------ Raw records ------
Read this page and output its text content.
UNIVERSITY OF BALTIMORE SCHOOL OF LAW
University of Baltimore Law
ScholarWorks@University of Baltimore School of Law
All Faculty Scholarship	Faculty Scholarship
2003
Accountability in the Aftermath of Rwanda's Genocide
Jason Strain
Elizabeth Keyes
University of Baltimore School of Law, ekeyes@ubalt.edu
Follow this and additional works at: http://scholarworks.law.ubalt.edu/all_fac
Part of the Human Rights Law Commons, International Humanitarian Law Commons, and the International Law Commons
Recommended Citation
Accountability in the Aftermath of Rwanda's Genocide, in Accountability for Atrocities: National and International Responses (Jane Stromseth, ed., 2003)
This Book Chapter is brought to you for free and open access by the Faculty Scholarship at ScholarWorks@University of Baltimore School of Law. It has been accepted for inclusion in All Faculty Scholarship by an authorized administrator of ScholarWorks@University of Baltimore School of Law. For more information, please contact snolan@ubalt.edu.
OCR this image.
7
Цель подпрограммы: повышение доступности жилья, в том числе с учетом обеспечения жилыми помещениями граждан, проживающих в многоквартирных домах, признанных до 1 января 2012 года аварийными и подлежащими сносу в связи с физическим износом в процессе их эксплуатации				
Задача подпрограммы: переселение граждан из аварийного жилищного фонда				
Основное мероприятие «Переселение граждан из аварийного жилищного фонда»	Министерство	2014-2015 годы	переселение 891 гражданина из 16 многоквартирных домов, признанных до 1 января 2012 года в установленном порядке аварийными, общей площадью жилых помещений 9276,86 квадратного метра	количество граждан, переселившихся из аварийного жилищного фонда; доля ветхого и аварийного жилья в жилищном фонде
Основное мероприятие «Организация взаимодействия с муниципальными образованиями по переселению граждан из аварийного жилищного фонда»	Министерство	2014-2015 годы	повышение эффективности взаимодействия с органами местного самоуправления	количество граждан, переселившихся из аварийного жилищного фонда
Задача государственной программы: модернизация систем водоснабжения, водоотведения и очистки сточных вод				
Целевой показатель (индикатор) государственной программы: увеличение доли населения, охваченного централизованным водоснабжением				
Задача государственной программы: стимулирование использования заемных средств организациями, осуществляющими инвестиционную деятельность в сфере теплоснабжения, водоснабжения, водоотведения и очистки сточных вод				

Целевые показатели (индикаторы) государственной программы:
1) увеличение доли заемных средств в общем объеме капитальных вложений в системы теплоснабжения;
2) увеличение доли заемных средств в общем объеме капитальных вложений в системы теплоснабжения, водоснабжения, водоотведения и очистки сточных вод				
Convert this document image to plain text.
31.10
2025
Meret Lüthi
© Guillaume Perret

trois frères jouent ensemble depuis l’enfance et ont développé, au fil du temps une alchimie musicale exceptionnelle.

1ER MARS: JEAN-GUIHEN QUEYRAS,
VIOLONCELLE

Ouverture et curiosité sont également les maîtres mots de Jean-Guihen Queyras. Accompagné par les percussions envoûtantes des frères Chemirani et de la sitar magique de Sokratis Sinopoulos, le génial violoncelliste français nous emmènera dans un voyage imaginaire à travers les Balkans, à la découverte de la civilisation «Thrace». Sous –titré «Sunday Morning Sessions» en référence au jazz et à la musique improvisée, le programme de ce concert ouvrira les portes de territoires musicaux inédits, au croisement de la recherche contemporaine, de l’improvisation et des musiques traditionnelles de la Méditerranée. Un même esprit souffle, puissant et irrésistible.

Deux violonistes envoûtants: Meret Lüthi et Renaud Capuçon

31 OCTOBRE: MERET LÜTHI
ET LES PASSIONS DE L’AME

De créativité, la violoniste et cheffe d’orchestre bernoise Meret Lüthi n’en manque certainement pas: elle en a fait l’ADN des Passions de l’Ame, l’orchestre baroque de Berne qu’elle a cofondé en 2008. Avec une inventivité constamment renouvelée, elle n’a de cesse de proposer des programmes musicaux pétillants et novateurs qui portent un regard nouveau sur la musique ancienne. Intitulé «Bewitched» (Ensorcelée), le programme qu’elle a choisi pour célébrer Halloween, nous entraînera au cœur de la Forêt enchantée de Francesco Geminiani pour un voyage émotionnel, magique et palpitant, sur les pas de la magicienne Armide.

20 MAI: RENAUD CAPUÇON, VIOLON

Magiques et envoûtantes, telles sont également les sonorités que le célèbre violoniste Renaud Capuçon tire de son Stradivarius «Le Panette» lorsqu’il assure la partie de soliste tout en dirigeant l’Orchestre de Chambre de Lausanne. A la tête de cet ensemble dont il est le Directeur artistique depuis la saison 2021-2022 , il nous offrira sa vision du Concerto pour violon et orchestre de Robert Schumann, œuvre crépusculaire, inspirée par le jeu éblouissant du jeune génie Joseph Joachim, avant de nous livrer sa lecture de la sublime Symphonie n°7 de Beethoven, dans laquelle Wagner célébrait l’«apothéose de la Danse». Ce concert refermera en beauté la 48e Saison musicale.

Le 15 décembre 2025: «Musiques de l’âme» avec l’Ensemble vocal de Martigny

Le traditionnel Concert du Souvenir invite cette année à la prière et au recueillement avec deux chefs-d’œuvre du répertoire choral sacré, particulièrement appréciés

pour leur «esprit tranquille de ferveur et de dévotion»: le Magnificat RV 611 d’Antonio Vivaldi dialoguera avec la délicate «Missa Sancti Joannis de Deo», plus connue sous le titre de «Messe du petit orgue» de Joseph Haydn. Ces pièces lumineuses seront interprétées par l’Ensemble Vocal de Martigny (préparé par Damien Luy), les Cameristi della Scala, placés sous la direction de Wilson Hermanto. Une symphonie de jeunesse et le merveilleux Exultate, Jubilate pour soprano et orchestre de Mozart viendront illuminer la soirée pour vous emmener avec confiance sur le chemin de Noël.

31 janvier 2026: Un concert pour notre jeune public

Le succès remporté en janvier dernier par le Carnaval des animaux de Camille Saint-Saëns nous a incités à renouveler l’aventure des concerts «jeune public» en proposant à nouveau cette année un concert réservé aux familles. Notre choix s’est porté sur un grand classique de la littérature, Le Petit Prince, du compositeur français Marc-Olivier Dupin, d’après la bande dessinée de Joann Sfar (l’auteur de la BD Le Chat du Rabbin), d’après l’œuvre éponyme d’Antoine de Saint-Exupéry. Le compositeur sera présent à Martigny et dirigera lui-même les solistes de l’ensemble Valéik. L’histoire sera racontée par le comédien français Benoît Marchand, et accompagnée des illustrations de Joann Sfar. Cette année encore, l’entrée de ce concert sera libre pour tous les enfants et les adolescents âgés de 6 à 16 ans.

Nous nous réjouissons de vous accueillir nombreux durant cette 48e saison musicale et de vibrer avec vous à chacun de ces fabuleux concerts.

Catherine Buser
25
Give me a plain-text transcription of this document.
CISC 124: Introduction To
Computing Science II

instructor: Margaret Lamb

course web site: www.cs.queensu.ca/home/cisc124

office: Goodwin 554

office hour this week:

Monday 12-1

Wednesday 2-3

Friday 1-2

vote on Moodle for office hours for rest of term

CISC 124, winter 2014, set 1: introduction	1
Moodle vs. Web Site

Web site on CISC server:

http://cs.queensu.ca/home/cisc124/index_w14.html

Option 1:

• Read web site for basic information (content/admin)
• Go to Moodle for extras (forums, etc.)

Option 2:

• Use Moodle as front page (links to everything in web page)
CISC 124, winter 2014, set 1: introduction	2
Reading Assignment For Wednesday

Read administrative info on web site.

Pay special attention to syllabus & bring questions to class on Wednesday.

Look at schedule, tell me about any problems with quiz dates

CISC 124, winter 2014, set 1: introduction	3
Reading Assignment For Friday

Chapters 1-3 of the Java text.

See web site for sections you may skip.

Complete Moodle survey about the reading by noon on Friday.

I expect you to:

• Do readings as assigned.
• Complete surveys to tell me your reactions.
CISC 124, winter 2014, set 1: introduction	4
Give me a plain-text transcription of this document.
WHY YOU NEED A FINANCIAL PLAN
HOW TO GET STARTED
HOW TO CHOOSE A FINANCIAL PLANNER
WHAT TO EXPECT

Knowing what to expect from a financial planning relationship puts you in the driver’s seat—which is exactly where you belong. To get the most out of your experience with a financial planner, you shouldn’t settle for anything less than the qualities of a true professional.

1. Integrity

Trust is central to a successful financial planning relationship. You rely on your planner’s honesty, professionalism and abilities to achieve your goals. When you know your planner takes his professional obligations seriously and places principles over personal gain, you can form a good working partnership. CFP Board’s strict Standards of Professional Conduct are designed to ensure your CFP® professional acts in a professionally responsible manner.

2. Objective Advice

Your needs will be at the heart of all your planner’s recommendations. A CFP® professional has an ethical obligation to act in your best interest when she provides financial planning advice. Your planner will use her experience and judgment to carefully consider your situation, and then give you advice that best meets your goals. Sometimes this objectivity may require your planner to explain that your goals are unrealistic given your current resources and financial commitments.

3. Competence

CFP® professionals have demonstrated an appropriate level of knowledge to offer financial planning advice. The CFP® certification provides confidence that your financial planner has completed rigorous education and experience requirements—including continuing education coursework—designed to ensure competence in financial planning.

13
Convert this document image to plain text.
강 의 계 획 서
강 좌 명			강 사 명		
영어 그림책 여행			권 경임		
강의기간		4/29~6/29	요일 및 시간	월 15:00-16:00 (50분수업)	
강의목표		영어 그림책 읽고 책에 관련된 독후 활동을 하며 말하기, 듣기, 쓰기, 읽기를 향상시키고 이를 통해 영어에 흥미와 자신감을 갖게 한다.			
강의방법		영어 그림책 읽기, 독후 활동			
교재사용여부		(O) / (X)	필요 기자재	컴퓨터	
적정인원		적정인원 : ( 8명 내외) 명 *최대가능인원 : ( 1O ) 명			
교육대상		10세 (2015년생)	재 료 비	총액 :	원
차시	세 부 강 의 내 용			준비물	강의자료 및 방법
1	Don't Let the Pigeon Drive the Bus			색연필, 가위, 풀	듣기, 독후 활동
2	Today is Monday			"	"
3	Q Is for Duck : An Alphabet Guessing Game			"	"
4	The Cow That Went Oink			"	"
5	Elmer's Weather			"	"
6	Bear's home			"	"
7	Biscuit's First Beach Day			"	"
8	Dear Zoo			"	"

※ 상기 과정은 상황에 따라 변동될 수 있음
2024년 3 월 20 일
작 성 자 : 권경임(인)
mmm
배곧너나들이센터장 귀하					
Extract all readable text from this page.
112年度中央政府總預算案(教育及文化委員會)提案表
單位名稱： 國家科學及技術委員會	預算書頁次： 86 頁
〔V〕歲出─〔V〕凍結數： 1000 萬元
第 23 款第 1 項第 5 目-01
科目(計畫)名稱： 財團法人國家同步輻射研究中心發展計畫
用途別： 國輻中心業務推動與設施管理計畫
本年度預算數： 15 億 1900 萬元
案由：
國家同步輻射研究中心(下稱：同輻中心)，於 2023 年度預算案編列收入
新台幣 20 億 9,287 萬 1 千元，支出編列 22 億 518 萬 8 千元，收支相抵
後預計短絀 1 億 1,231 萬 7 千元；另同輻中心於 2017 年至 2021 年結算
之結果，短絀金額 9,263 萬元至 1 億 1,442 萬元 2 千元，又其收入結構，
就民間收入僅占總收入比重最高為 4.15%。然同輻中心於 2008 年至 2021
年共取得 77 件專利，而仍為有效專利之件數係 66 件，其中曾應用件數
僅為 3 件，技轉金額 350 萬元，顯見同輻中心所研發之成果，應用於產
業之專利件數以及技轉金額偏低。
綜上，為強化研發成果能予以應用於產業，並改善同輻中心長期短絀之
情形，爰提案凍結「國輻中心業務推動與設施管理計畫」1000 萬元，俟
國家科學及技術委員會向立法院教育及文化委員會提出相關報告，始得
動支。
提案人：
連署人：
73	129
------
Select and copy every line from the records that includes the word "вложений".

Complete answer:
1) увеличение доли заемных средств в общем объеме капитальных вложений в системы теплоснабжения;
2) увеличение доли заемных средств в общем объеме капитальных вложений в системы теплоснабжения, водоснабжения, водоотведения и очистки сточных вод				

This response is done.